### STATED PROBLEM
Go through the material below and copy each line where the word "декабря" appears.
---*---
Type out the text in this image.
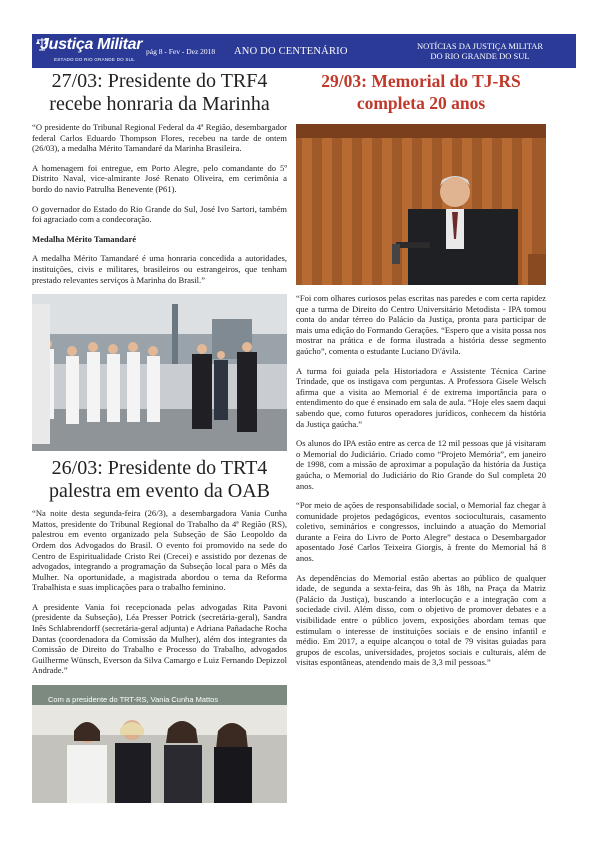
Justiça Militar
ESTADO DO RIO GRANDE DO SUL
pág 8 - Fev - Dez 2018	ANO DO CENTENÁRIO	NOTÍCIAS DA JUSTIÇA MILITAR
DO RIO GRANDE DO SUL
27/03: Presidente do TRF4 recebe honraria da Marinha

“O presidente do Tribunal Regional Federal da 4ª Região, desembargador federal Carlos Eduardo Thompson Flores, recebeu na tarde de ontem (26/03), a medalha Mérito Tamandaré da Marinha Brasileira.

A homenagem foi entregue, em Porto Alegre, pelo comandante do 5º Distrito Naval, vice-almirante José Renato Oliveira, em cerimônia a bordo do navio Patrulha Benevente (P61).

O governador do Estado do Rio Grande do Sul, José Ivo Sartori, também foi agraciado com a condecoração.

Medalha Mérito Tamandaré

A medalha Mérito Tamandaré é uma honraria concedida a autoridades, instituições, civis e militares, brasileiros ou estrangeiros, que tenham prestado relevantes serviços à Marinha do Brasil.”

26/03: Presidente do TRT4 palestra em evento da OAB

“Na noite desta segunda-feira (26/3), a desembargadora Vania Cunha Mattos, presidente do Tribunal Regional do Trabalho da 4ª Região (RS), palestrou em evento organizado pela Subseção de São Leopoldo da Ordem dos Advogados do Brasil. O evento foi promovido na sede do Centro de Espiritualidade Cristo Rei (Crecei) e assistido por dezenas de advogados, integrando a programação da Subseção local para o Mês da Mulher. Na oportunidade, a magistrada abordou o tema da Reforma Trabalhista e suas implicações para o trabalho feminino.

A presidente Vania foi recepcionada pelas advogadas Rita Pavoni (presidente da Subseção), Léa Presser Potrick (secretária-geral), Sandra Inês Schlabrendorff (secretária-geral adjunta) e Adriana Pañadache Rocha Dantas (coordenadora da Comissão da Mulher), além dos integrantes da Comissão de Direito do Trabalho e Processo do Trabalho, advogados Guilherme Wünsch, Everson da Silva Camargo e Luiz Fernando Depizzol Andrade.”

Com a presidente do TRT-RS, Vania Cunha Mattos
29/03: Memorial do TJ-RS completa 20 anos

“Foi com olhares curiosos pelas escritas nas paredes e com certa rapidez que a turma de Direito do Centro Universitário Metodista - IPA tomou conta do andar térreo do Palácio da Justiça, pronta para participar de mais uma edição do Formando Gerações. “Espero que a visita possa nos mostrar na prática e de forma ilustrada a história desse segmento gaúcho”, comenta o estudante Luciano D\'ávila.

A turma foi guiada pela Historiadora e Assistente Técnica Carine Trindade, que os instigava com perguntas. A Professora Gisele Welsch afirma que a visita ao Memorial é de extrema importância para o entendimento do que é ensinado em sala de aula. “Hoje eles saem daqui sabendo que, como futuros operadores jurídicos, conhecem da história da Justiça gaúcha.”

Os alunos do IPA estão entre as cerca de 12 mil pessoas que já visitaram o Memorial do Judiciário. Criado como “Projeto Memória”, em janeiro de 1998, com a missão de aproximar a população da história da Justiça gaúcha, o Memorial do Judiciário do Rio Grande do Sul completa 20 anos.

“Por meio de ações de responsabilidade social, o Memorial faz chegar à comunidade projetos pedagógicos, eventos socioculturais, casamento coletivo, seminários e congressos, incluindo a atuação do Memorial durante a Feira do Livro de Porto Alegre” destaca o Desembargador aposentado José Carlos Teixeira Giorgis, à frente do Memorial há 8 anos.

As dependências do Memorial estão abertas ao público de qualquer idade, de segunda a sexta-feira, das 9h às 18h, na Praça da Matriz (Palácio da Justiça), buscando a interlocução e a integração com a sociedade civil. Além disso, com o objetivo de promover debates e a visibilidade entre o público jovem, exposições abordam temas que estimulam o interesse de instituições sociais e de ensino infantil e médio. Em 2017, a equipe alcançou o total de 79 visitas guiadas para grupos de escolas, universidades, projetos sociais e culturais, além de visitas espontâneas, atendendo mais de 3,3 mil pessoas.”
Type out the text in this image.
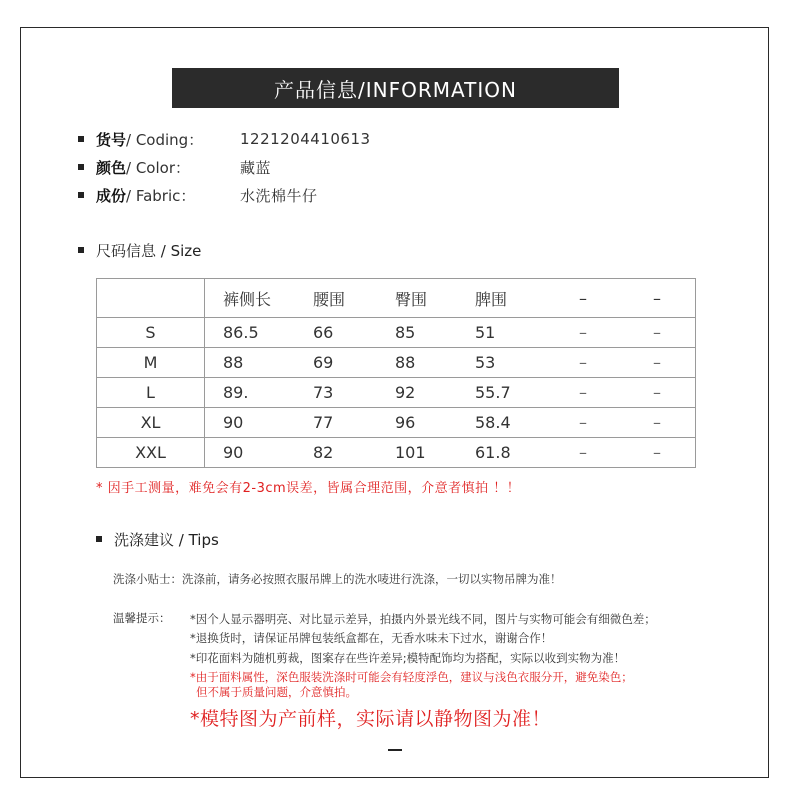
产品信息/INFORMATION
货号 / Coding： 1221204410613
颜色 / Color：	藏蓝
成份 / Fabric：	水洗棉牛仔
尺码信息 / Size
	裤侧长	腰围	臀围	脾围	–	–
S	86.5	66	85	51	–	–
M	88	69	88	53	–	–
L	89.	73	92	55.7	–	–
XL	90	77	96	58.4	–	–
XXL	90	82	101	61.8	–	–
* 因手工测量，难免会有2-3cm误差，皆属合理范围，介意者慎拍 ！！
洗涤建议 / Tips
洗涤小贴士：洗涤前，请务必按照衣服吊牌上的洗水唛进行洗涤，一切以实物吊牌为准！
温馨提示： *因个人显示器明亮、对比显示差异，拍摄内外景光线不同，图片与实物可能会有细微色差；
*退换货时，请保证吊牌包装纸盒都在，无香水味未下过水，谢谢合作！
*印花面料为随机剪裁，图案存在些许差异;模特配饰均为搭配，实际以收到实物为准！
*由于面料属性，深色服装洗涤时可能会有轻度浮色，建议与浅色衣服分开，避免染色；
但不属于质量问题，介意慎拍。
*模特图为产前样，实际请以静物图为准！
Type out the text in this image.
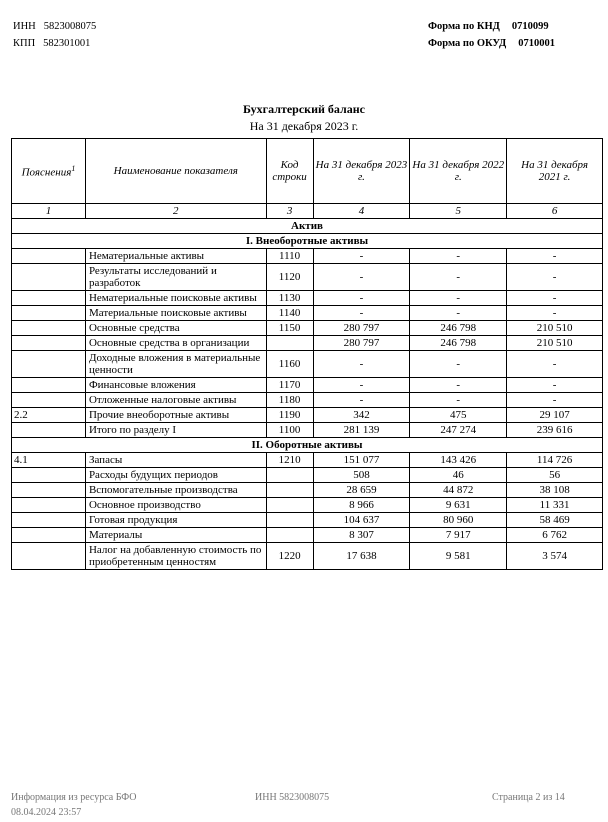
ИНН 5823008075
КПП 582301001
Форма по КНД 0710099
Форма по ОКУД 0710001
Бухгалтерский баланс
На 31 декабря 2023 г.
Пояснения$^1$	Наименование показателя	Код строки	На 31 декабря 2023 г.	На 31 декабря 2022 г.	На 31 декабря 2021 г.
1	2	3	4	5	6
Актив					
I. Внеоборотные активы					
	Нематериальные активы	1110	-	-	-
	Результаты исследований и разработок	1120	-	-	-
	Нематериальные поисковые активы	1130	-	-	-
	Материальные поисковые активы	1140	-	-	-
	Основные средства	1150	280 797	246 798	210 510
	Основные средства в организации		280 797	246 798	210 510
	Доходные вложения в материальные ценности	1160	-	-	-
	Финансовые вложения	1170	-	-	-
	Отложенные налоговые активы	1180	-	-	-
2.2	Прочие внеоборотные активы	1190	342	475	29 107
	Итого по разделу I	1100	281 139	247 274	239 616
II. Оборотные активы					
4.1	Запасы	1210	151 077	143 426	114 726
	Расходы будущих периодов		508	46	56
	Вспомогательные производства		28 659	44 872	38 108
	Основное производство		8 966	9 631	11 331
	Готовая продукция		104 637	80 960	58 469
	Материалы		8 307	7 917	6 762
	Налог на добавленную стоимость по приобретенным ценностям	1220	17 638	9 581	3 574
Информация из ресурса БФО
08.04.2024 23:57
ИНН 5823008075	Страница 2 из 14
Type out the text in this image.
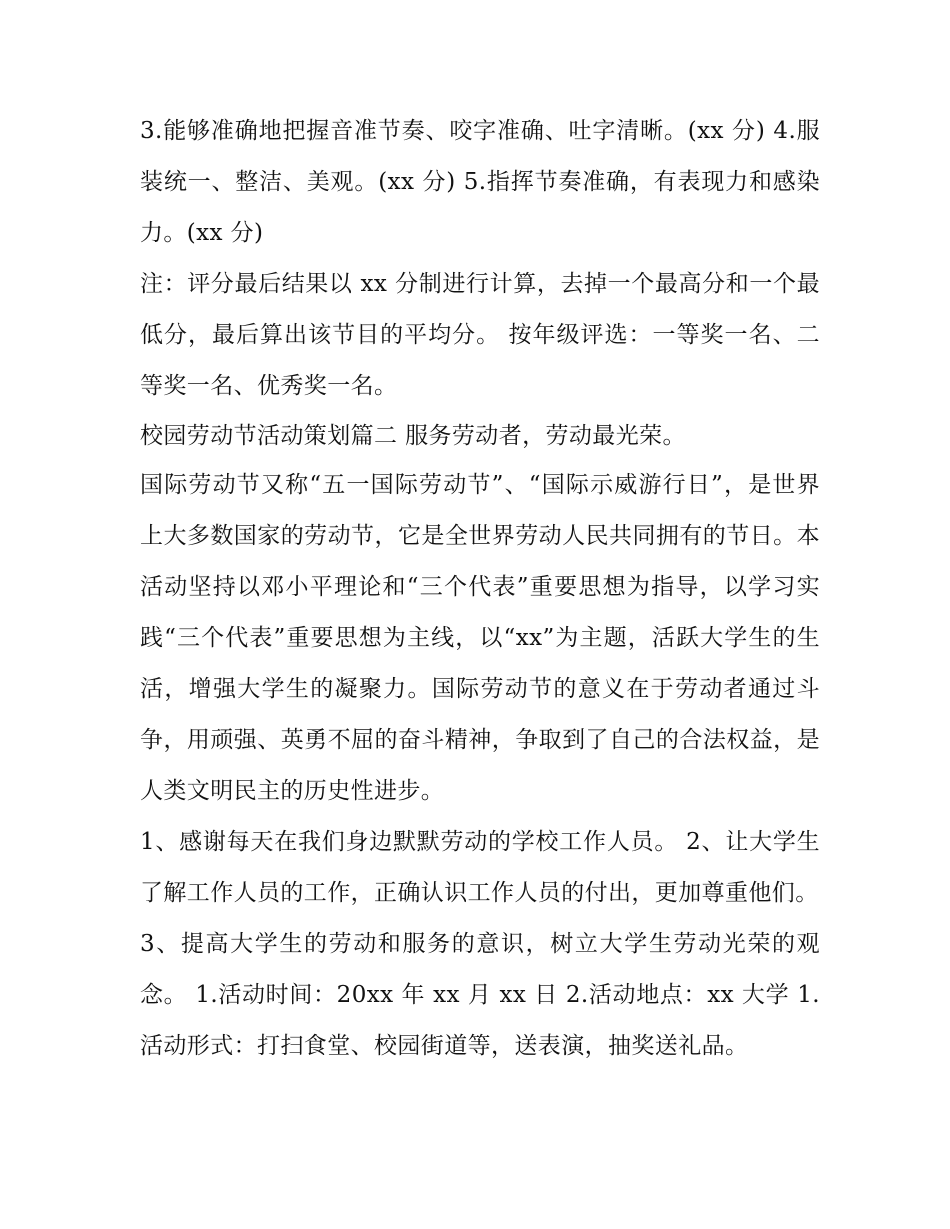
3.能够准确地把握音准节奏、咬字准确、吐字清晰。(xx 分) 4.服装统一、整洁、美观。(xx 分) 5.指挥节奏准确，有表现力和感染力。(xx 分)

注：评分最后结果以 xx 分制进行计算，去掉一个最高分和一个最低分，最后算出该节目的平均分。 按年级评选：一等奖一名、二等奖一名、优秀奖一名。

校园劳动节活动策划篇二 服务劳动者，劳动最光荣。

国际劳动节又称“五一国际劳动节”、“国际示威游行日”，是世界上大多数国家的劳动节，它是全世界劳动人民共同拥有的节日。本活动坚持以邓小平理论和“三个代表”重要思想为指导，以学习实践“三个代表”重要思想为主线，以“xx”为主题，活跃大学生的生活，增强大学生的凝聚力。国际劳动节的意义在于劳动者通过斗争，用顽强、英勇不屈的奋斗精神，争取到了自己的合法权益，是人类文明民主的历史性进步。

1、感谢每天在我们身边默默劳动的学校工作人员。 2、让大学生了解工作人员的工作，正确认识工作人员的付出，更加尊重他们。

3、提高大学生的劳动和服务的意识，树立大学生劳动光荣的观念。 1.活动时间：20xx 年 xx 月 xx 日 2.活动地点：xx 大学 1.活动形式：打扫食堂、校园街道等，送表演，抽奖送礼品。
---*---
### FINISHED ANSWER
На 31 декабря 2023 г.
Пояснения$^1$	Наименование показателя	Код строки	На 31 декабря 2023 г.	На 31 декабря 2022 г.	На 31 декабря 2021 г.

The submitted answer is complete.